Find the lines with "JSON" in them and copy them out.

(Figure contents as structured data)
- - -

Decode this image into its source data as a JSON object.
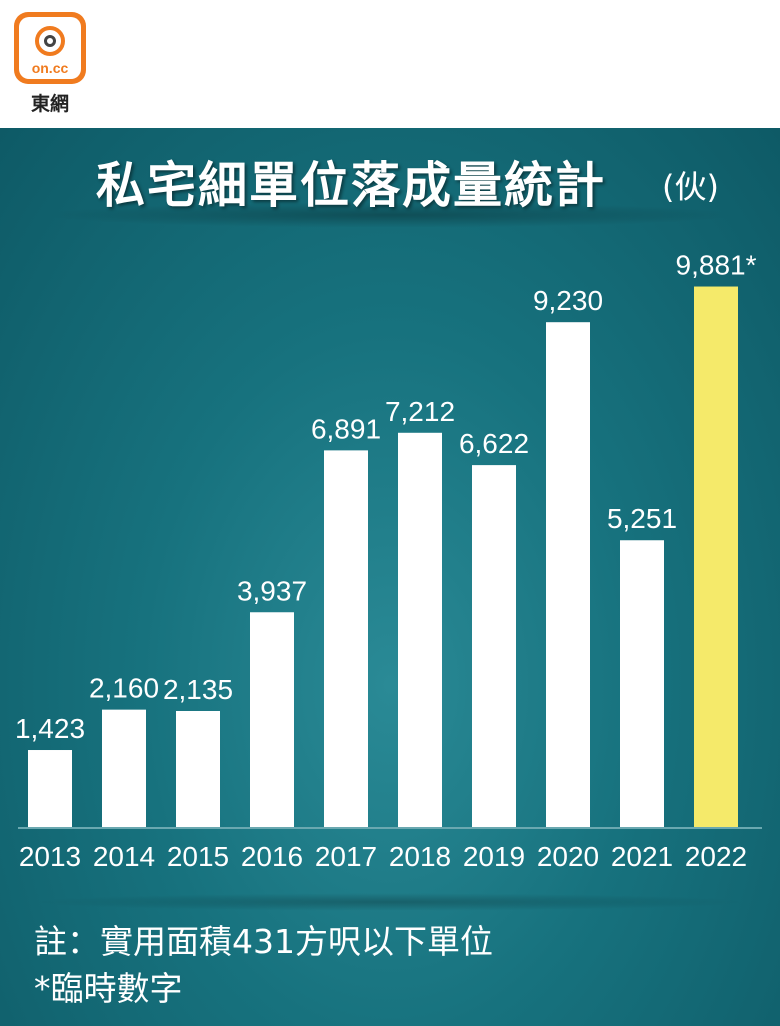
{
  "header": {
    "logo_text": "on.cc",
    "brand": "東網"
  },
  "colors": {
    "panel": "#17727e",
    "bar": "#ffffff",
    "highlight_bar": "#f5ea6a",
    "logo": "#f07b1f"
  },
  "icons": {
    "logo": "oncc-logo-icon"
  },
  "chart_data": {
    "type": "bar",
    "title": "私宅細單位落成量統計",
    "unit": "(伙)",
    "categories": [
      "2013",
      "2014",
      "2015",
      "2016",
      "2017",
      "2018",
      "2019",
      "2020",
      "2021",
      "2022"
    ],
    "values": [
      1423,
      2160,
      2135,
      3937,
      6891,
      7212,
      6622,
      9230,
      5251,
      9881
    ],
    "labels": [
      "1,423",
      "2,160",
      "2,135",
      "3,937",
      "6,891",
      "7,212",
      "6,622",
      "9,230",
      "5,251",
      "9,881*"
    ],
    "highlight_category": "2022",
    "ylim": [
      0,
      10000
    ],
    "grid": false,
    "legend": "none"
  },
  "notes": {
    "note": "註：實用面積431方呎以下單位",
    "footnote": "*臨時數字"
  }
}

- - -

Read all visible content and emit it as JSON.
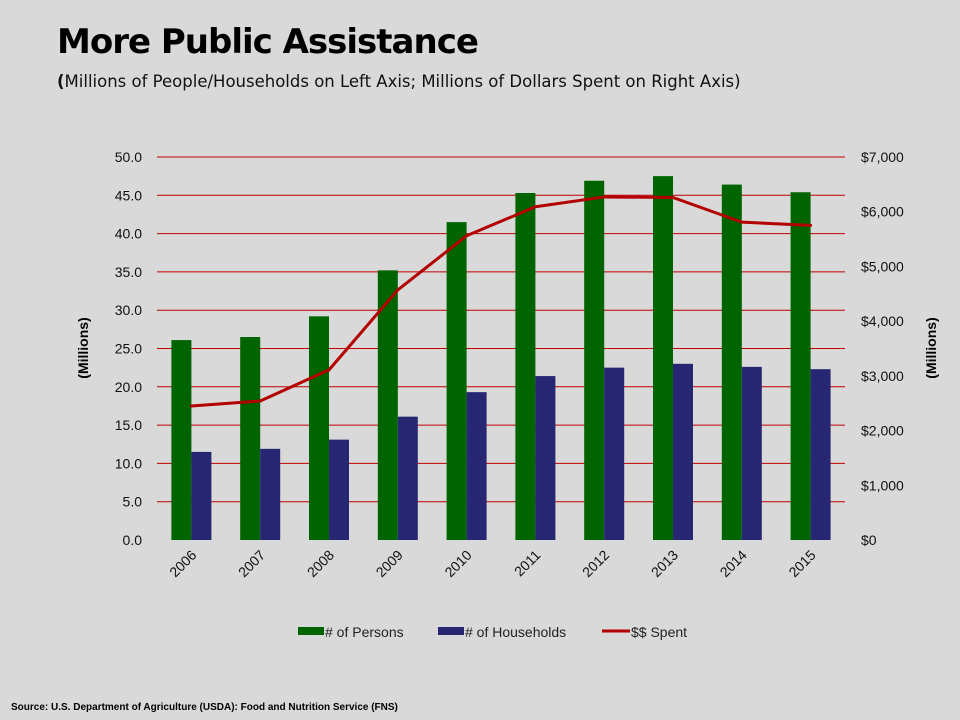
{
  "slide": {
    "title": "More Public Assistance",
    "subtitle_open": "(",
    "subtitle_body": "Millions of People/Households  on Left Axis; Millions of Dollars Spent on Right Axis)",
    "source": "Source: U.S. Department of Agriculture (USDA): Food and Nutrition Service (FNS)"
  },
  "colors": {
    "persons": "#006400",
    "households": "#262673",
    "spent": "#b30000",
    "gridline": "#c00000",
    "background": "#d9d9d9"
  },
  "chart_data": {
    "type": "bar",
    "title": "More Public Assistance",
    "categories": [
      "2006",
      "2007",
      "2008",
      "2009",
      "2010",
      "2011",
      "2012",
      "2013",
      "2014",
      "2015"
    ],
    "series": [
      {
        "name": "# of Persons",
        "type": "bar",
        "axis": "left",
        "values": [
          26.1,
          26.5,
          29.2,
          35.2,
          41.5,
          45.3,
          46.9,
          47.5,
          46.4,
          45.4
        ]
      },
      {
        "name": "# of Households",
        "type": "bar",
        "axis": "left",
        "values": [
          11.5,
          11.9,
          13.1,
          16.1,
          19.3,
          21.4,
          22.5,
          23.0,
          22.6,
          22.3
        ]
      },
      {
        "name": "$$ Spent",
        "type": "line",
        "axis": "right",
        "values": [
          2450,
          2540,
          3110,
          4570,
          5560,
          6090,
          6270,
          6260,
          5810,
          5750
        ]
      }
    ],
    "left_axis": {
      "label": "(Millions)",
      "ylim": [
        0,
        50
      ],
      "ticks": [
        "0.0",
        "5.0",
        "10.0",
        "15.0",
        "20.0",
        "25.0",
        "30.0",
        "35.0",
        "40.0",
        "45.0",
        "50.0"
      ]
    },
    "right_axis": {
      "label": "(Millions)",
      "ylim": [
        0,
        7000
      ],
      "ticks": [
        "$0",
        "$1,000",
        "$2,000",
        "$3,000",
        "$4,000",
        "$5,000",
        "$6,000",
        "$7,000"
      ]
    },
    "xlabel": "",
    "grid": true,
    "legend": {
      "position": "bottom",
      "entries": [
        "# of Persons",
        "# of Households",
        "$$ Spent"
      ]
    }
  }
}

- - -

FULL RESPONSE:
Decode this image into its source data as a JSON object.
Read all visible content and emit it as JSON.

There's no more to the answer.